# Consignes:
**A.** D'après le texte sur le gemmage, à partir de quel âge un arbre peut-il être gemmé ?
**B.** Veuillez reproduire telles quelles les lignes des entrées, en commençant par la ligne qui contient « row-header[interactable]: * <box>23 333 » et en poursuivant jusqu'à la ligne qui contient « refresh-icon <box>94 424 120 450</box> », celle-ci comprise.

# Texte affiché:
Qui
n’a jamais visité le département des Landes sans avoir vu ou touché, peut-être
même emporté de ces pots de terre cuite servant à recueillir les gouttes de
résine ? Pratique ancestrale, d’un geste sûr et ferme la petite hache ôte
l’écorce et révèle une large balafre blanche sur le tronc gris des pins
maritimes, puis un clou est planté dans le bois pour y poser le pot, parfois
quelques lames de métal s’en viennent diriger les perles de résine vers le
réceptacle. Lent travail de la nature, l’arbre saigne et le pot peu à peu se
rempli. C’est là le gemmage.
Le
pot plein, le résinier le vide dans une barrique et le remet en place,
profitant pour nettoyer la plaie, parfois la scarifier un peu plus, les gouttes
de résine sont émises par l’arbre pour se protéger et cicatriser sa blessure,
en coulant, la résine se durcit et fera peu à peu un masque protecteur, mais
c’est là sans compter avec le résinier, dont le travail consiste, bien au
contraire, à faire pleurer le plus possible l’arbre pour en obtenir de plus en
plus de résine… Jeu cruel, c’est une façon de voir les choses, mais le
résinier, comme tout être vivant de la nature, sait prélever sans épuiser les
ressources, il veillera à ne point trop extraire de matière pour ne pas faire
dépérir l’arbre. Un arbre ne se gemme qu’à partir de ses trente ans et la forêt
reste une ressource importante par le bois, la résine et bien d’autres
produits.

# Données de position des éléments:
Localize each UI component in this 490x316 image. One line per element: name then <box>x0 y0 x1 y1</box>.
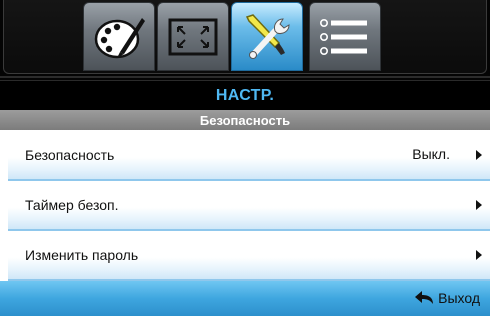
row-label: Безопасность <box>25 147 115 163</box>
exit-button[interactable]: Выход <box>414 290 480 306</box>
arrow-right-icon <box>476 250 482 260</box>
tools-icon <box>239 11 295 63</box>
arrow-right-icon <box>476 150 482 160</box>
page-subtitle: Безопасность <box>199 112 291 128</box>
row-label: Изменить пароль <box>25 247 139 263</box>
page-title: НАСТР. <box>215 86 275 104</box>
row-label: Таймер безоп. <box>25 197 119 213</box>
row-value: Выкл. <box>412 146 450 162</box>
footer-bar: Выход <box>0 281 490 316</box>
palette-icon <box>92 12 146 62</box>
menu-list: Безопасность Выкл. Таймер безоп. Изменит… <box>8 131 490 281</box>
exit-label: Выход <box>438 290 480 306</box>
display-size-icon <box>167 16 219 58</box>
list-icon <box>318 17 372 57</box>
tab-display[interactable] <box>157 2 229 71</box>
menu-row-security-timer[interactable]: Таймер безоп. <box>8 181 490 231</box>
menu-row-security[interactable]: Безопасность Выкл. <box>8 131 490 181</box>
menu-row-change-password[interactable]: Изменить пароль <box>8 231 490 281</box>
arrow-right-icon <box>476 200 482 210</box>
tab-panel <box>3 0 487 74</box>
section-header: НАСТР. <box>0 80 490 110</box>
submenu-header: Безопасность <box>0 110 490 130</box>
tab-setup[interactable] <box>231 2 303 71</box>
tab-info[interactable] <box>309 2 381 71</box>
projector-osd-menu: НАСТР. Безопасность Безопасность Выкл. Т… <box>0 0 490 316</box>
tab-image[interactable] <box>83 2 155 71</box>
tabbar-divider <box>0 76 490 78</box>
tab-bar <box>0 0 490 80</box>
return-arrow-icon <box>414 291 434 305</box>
==
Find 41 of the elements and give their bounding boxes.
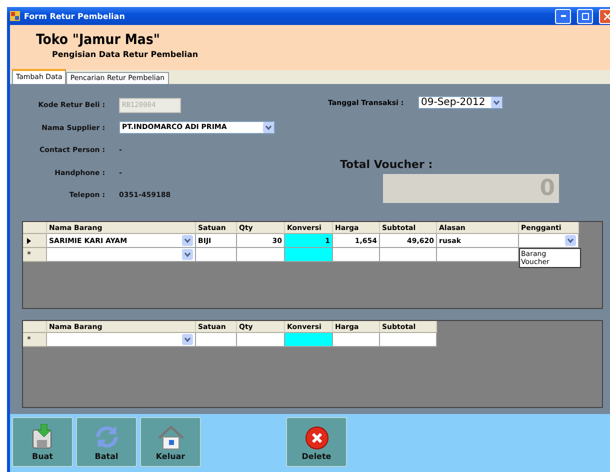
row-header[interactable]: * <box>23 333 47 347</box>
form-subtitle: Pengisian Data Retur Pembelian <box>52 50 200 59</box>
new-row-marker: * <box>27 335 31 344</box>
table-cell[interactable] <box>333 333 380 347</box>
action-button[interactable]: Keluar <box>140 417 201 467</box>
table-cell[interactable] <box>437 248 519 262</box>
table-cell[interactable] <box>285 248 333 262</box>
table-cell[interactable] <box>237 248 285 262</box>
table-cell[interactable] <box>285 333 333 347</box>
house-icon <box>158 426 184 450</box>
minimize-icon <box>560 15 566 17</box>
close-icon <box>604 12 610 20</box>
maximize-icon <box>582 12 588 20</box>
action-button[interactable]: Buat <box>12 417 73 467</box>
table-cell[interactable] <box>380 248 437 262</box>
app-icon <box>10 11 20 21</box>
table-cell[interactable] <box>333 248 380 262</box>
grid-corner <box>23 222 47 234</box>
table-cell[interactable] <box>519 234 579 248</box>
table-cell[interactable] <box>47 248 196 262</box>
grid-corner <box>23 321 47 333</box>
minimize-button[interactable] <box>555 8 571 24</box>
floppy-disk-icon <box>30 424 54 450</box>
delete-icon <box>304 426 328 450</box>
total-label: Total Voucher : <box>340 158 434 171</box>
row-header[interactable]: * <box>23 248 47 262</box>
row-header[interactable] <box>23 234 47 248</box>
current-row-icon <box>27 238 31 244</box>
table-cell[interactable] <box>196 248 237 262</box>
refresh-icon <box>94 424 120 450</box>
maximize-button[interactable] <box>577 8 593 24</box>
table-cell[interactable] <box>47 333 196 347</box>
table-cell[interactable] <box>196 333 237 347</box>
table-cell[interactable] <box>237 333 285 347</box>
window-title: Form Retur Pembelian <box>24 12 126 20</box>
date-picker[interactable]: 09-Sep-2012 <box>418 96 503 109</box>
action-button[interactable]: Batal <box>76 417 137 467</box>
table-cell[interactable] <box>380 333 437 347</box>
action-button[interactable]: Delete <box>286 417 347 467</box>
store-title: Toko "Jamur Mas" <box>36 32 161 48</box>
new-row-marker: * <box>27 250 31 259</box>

# Résultats obtenus:
**A.** À partir de ses trente ans.

**B.**
row-header[interactable]: * <box>23 333 47 347</box>
form-subtitle: Pengisian Data Retur Pembelian <box>52 50 200 59</box>
new-row-marker: * <box>27 335 31 344</box>
table-cell[interactable] <box>333 333 380 347</box>
action-button[interactable]: Keluar <box>140 417 201 467</box>
table-cell[interactable] <box>437 248 519 262</box>
table-cell[interactable] <box>285 248 333 262</box>
table-cell[interactable] <box>237 248 285 262</box>
table-cell[interactable] <box>285 333 333 347</box>
house-icon <box>158 426 184 450</box>
minimize-icon <box>560 15 566 17</box>
close-icon <box>604 12 610 20</box>
maximize-icon <box>582 12 588 20</box>
action-button[interactable]: Buat <box>12 417 73 467</box>
table-cell[interactable] <box>380 248 437 262</box>
app-icon <box>10 11 20 21</box>
table-cell[interactable] <box>333 248 380 262</box>
grid-corner <box>23 222 47 234</box>
table-cell[interactable] <box>519 234 579 248</box>
table-cell[interactable] <box>47 248 196 262</box>
grid-corner <box>23 321 47 333</box>
minimize-button[interactable] <box>555 8 571 24</box>
floppy-disk-icon <box>30 424 54 450</box>
delete-icon <box>304 426 328 450</box>
total-label: Total Voucher : <box>340 158 434 171</box>
row-header[interactable]: * <box>23 248 47 262</box>
row-header[interactable] <box>23 234 47 248</box>
current-row-icon <box>27 238 31 244</box>
table-cell[interactable] <box>196 248 237 262</box>
refresh-icon <box>94 424 120 450</box>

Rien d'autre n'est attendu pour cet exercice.